▸ Short problem
Show every line containing "学习成就梦想" by copying it.

▸ Extracted records
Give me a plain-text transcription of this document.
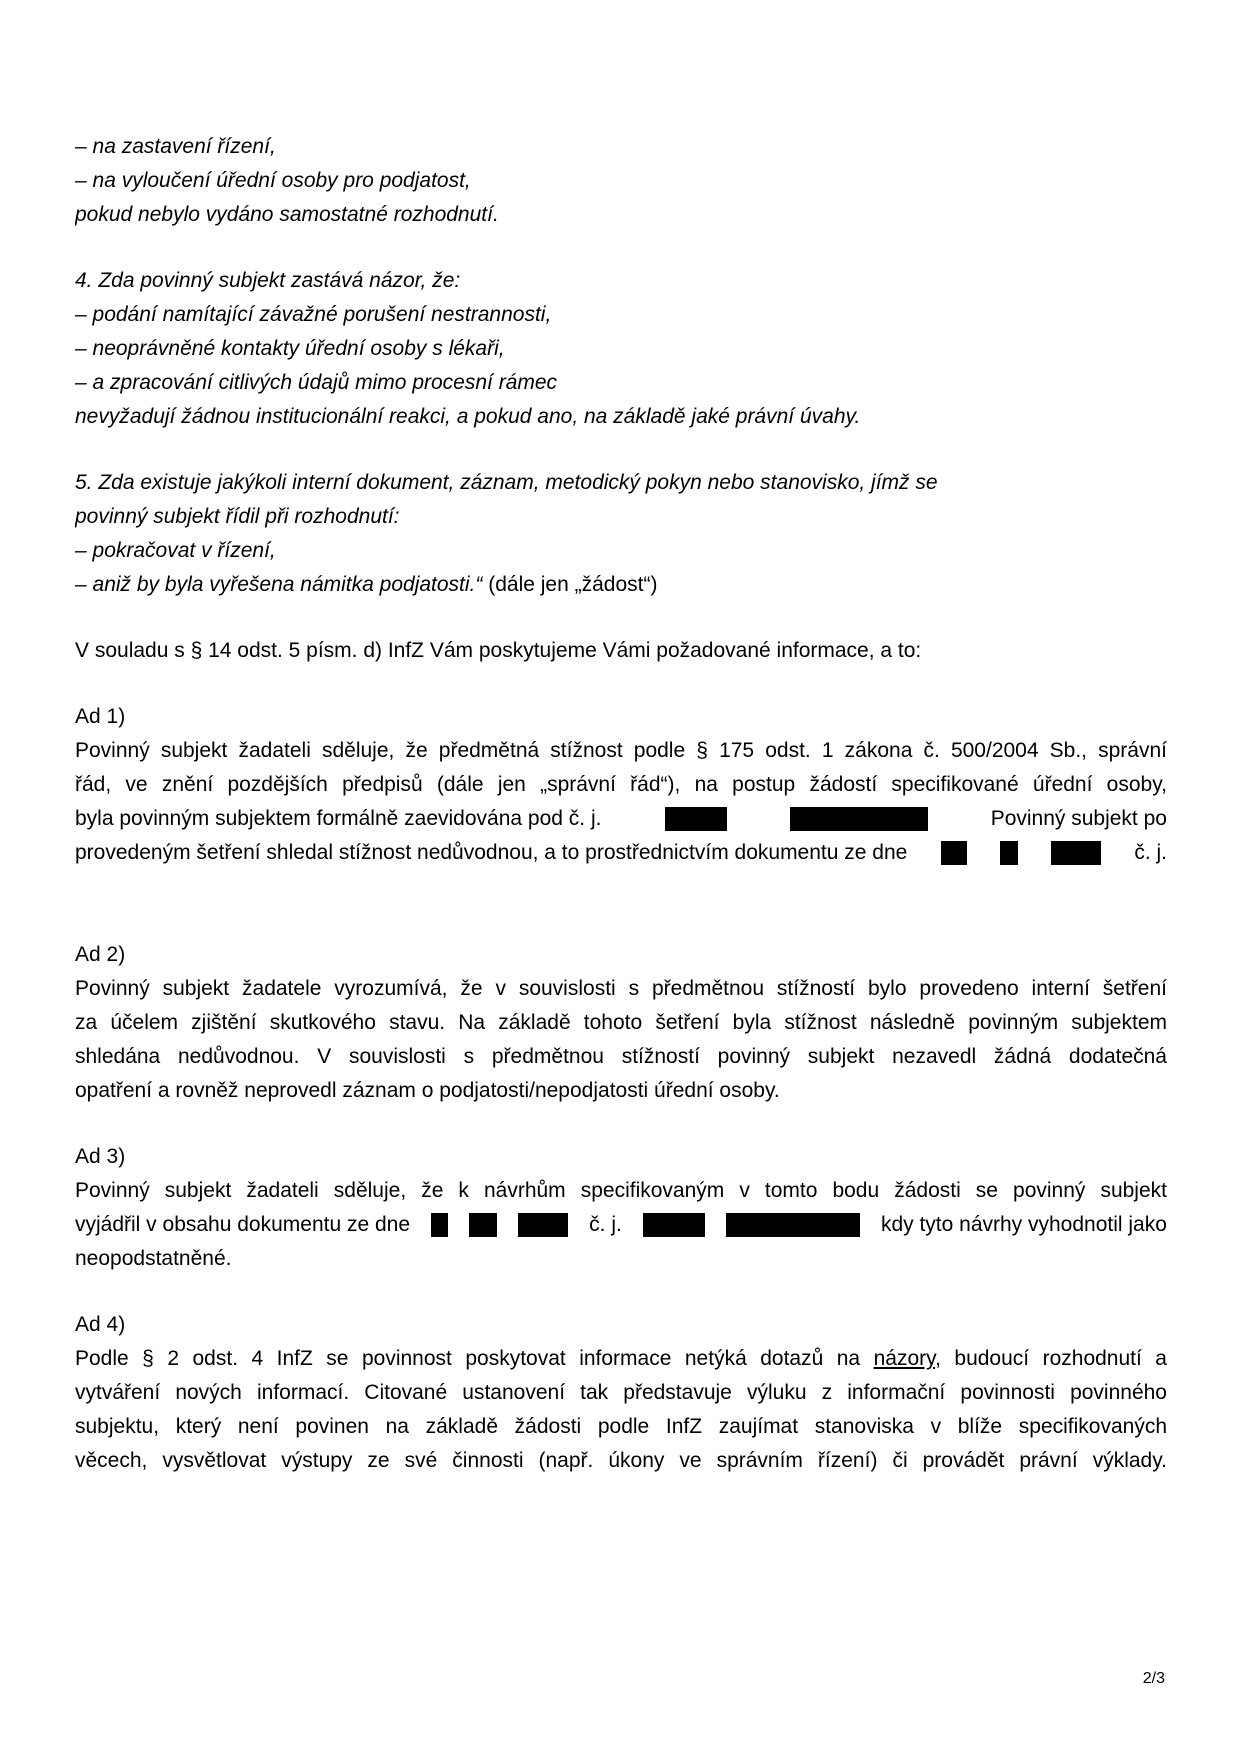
– na zastavení řízení,
– na vyloučení úřední osoby pro podjatost,
pokud nebylo vydáno samostatné rozhodnutí.
4. Zda povinný subjekt zastává názor, že:
– podání namítající závažné porušení nestrannosti,
– neoprávněné kontakty úřední osoby s lékaři,
– a zpracování citlivých údajů mimo procesní rámec
nevyžadují žádnou institucionální reakci, a pokud ano, na základě jaké právní úvahy.
5. Zda existuje jakýkoli interní dokument, záznam, metodický pokyn nebo stanovisko, jímž se
povinný subjekt řídil při rozhodnutí:
– pokračovat v řízení,
– aniž by byla vyřešena námitka podjatosti.“ (dále jen „žádost“)
V souladu s § 14 odst. 5 písm. d) InfZ Vám poskytujeme Vámi požadované informace, a to:
Ad 1)
Povinný subjekt žadateli sděluje, že předmětná stížnost podle § 175 odst. 1 zákona č. 500/2004 Sb., správní
řád, ve znění pozdějších předpisů (dále jen „správní řád“), na postup žádostí specifikované úřední osoby,
byla povinným subjektem formálně zaevidována pod č. j.	Povinný subjekt po
provedeným šetření shledal stížnost nedůvodnou, a to prostřednictvím dokumentu ze dne	č. j.

Ad 2)
Povinný subjekt žadatele vyrozumívá, že v souvislosti s předmětnou stížností bylo provedeno interní šetření
za účelem zjištění skutkového stavu. Na základě tohoto šetření byla stížnost následně povinným subjektem
shledána nedůvodnou. V souvislosti s předmětnou stížností povinný subjekt nezavedl žádná dodatečná
opatření a rovněž neprovedl záznam o podjatosti/nepodjatosti úřední osoby.
Ad 3)
Povinný subjekt žadateli sděluje, že k návrhům specifikovaným v tomto bodu žádosti se povinný subjekt
vyjádřil v obsahu dokumentu ze dne	č. j.	kdy tyto návrhy vyhodnotil jako
neopodstatněné.
Ad 4)
Podle § 2 odst. 4 InfZ se povinnost poskytovat informace netýká dotazů na názory, budoucí rozhodnutí a
vytváření nových informací. Citované ustanovení tak představuje výluku z informační povinnosti povinného
subjektu, který není povinen na základě žádosti podle InfZ zaujímat stanoviska v blíže specifikovaných
věcech, vysvětlovat výstupy ze své činnosti (např. úkony ve správním řízení) či provádět právní výklady.
2/3
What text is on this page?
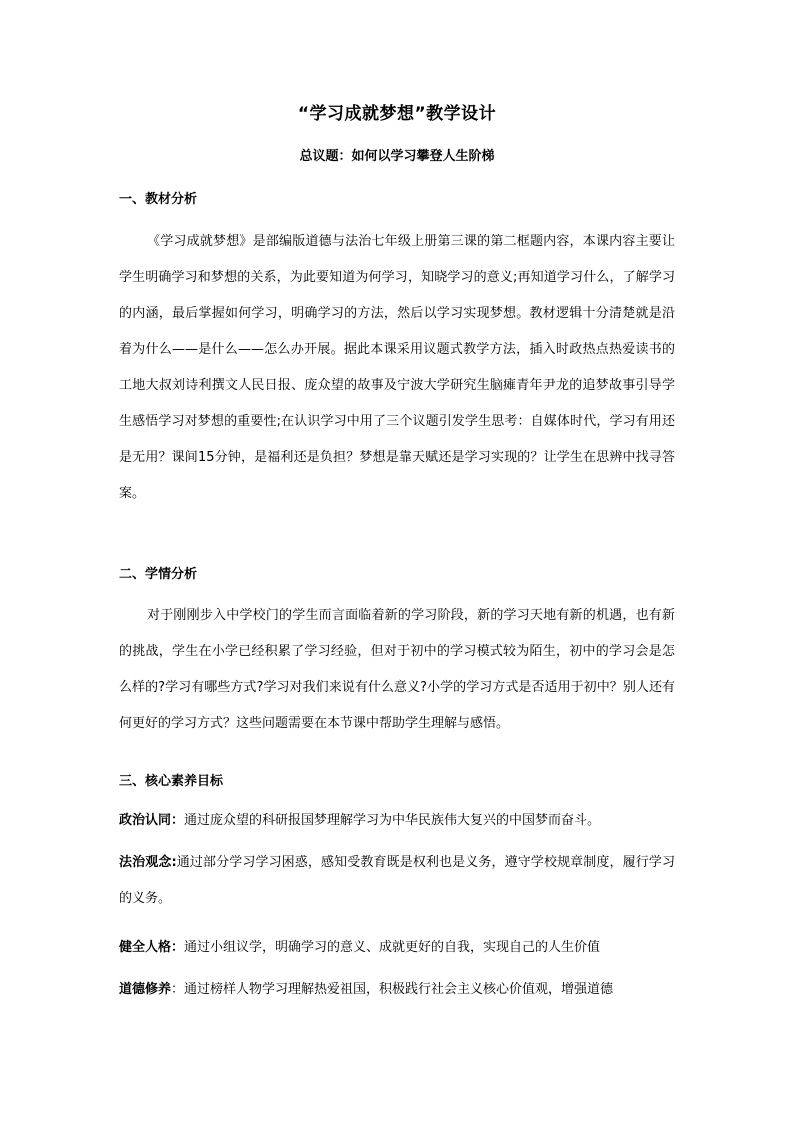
“学习成就梦想”教学设计
总议题：如何以学习攀登人生阶梯
一、教材分析

《学习成就梦想》是部编版道德与法治七年级上册第三课的第二框题内容，本课内容主要让学生明确学习和梦想的关系，为此要知道为何学习，知晓学习的意义;再知道学习什么，了解学习的内涵，最后掌握如何学习，明确学习的方法，然后以学习实现梦想。教材逻辑十分清楚就是沿着为什么——是什么——怎么办开展。据此本课采用议题式教学方法，插入时政热点热爱读书的工地大叔刘诗利撰文人民日报、庞众望的故事及宁波大学研究生脑瘫青年尹龙的追梦故事引导学生感悟学习对梦想的重要性;在认识学习中用了三个议题引发学生思考：自媒体时代，学习有用还是无用？课间15分钟，是福利还是负担？梦想是靠天赋还是学习实现的？让学生在思辨中找寻答案。

二、学情分析

对于刚刚步入中学校门的学生而言面临着新的学习阶段，新的学习天地有新的机遇，也有新的挑战，学生在小学已经积累了学习经验，但对于初中的学习模式较为陌生，初中的学习会是怎么样的?学习有哪些方式?学习对我们来说有什么意义?小学的学习方式是否适用于初中？别人还有何更好的学习方式？这些问题需要在本节课中帮助学生理解与感悟。

三、核心素养目标

政治认同：通过庞众望的科研报国梦理解学习为中华民族伟大复兴的中国梦而奋斗。

法治观念:通过部分学习学习困惑，感知受教育既是权利也是义务，遵守学校规章制度，履行学习的义务。

健全人格：通过小组议学，明确学习的意义、成就更好的自我，实现自己的人生价值

道德修养：通过榜样人物学习理解热爱祖国，积极践行社会主义核心价值观，增强道德
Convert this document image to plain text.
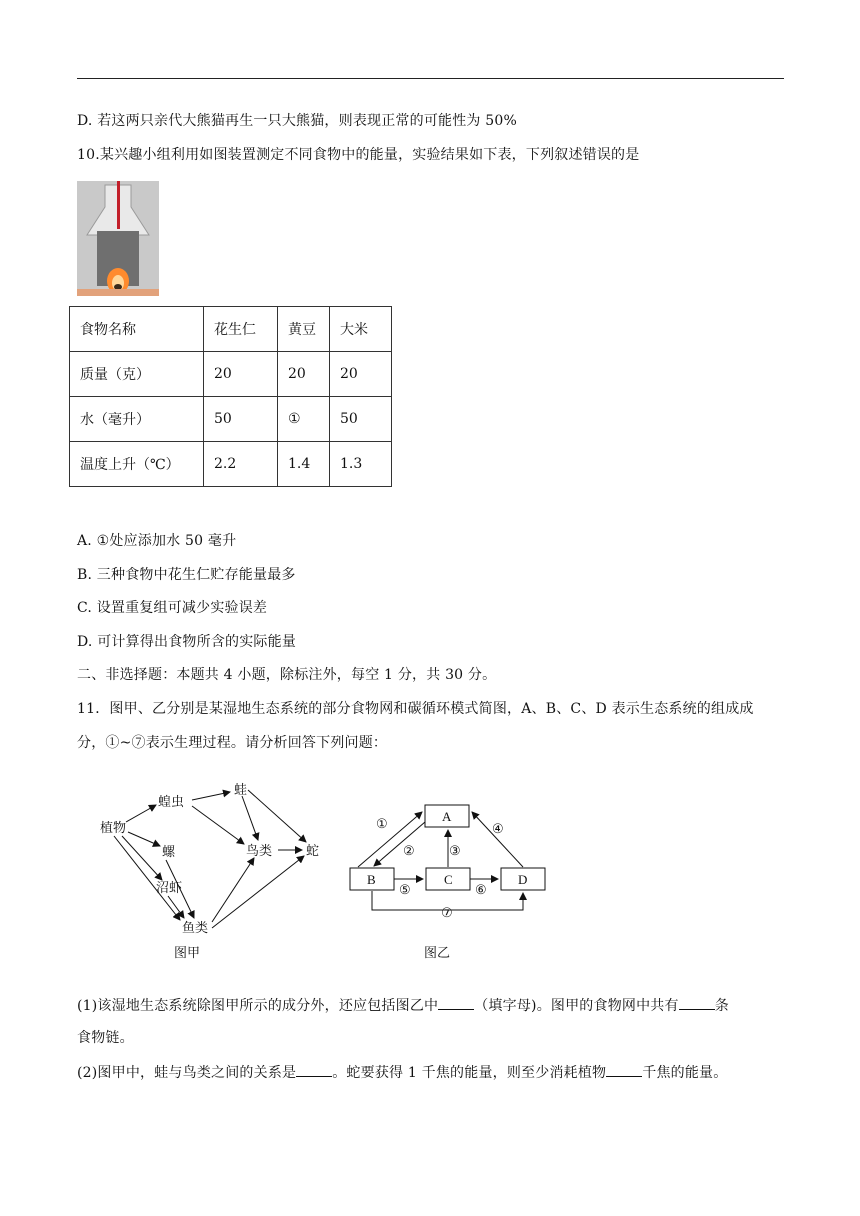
D. 若这两只亲代大熊猫再生一只大熊猫，则表现正常的可能性为 50%
10.某兴趣小组利用如图装置测定不同食物中的能量，实验结果如下表，下列叙述错误的是
食物名称	花生仁	黄豆	大米
质量（克）	20	20	20
水（毫升）	50	①	50
温度上升（℃）	2.2	1.4	1.3
A. ①处应添加水 50 毫升
B. 三种食物中花生仁贮存能量最多
C. 设置重复组可减少实验误差
D. 可计算得出食物所含的实际能量
二、非选择题：本题共 4 小题，除标注外，每空 1 分，共 30 分。
11．图甲、乙分别是某湿地生态系统的部分食物网和碳循环模式简图，A、B、C、D 表示生态系统的组成成
分，①~⑦表示生理过程。请分析回答下列问题：
植物
蝗虫
蛙
螺	鸟类	蛇
沼虾
鱼类
图甲
A
B	C	D
①
②	③
④
⑤	⑥
⑦
图乙
(1)该湿地生态系统除图甲所示的成分外，还应包括图乙中	（填字母)。图甲的食物网中共有	条
食物链。
(2)图甲中，蛙与鸟类之间的关系是	。蛇要获得 1 千焦的能量，则至少消耗植物	千焦的能量。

▸ Response to this exercise
“学习成就梦想”教学设计
《学习成就梦想》是部编版道德与法治七年级上册第三课的第二框题内容，本课内容主要让学生明确学习和梦想的关系，为此要知道为何学习，知晓学习的意义;再知道学习什么，了解学习的内涵，最后掌握如何学习，明确学习的方法，然后以学习实现梦想。教材逻辑十分清楚就是沿着为什么——是什么——怎么办开展。据此本课采用议题式教学方法，插入时政热点热爱读书的工地大叔刘诗利撰文人民日报、庞众望的故事及宁波大学研究生脑瘫青年尹龙的追梦故事引导学生感悟学习对梦想的重要性;在认识学习中用了三个议题引发学生思考：自媒体时代，学习有用还是无用？课间15分钟，是福利还是负担？梦想是靠天赋还是学习实现的？让学生在思辨中找寻答案。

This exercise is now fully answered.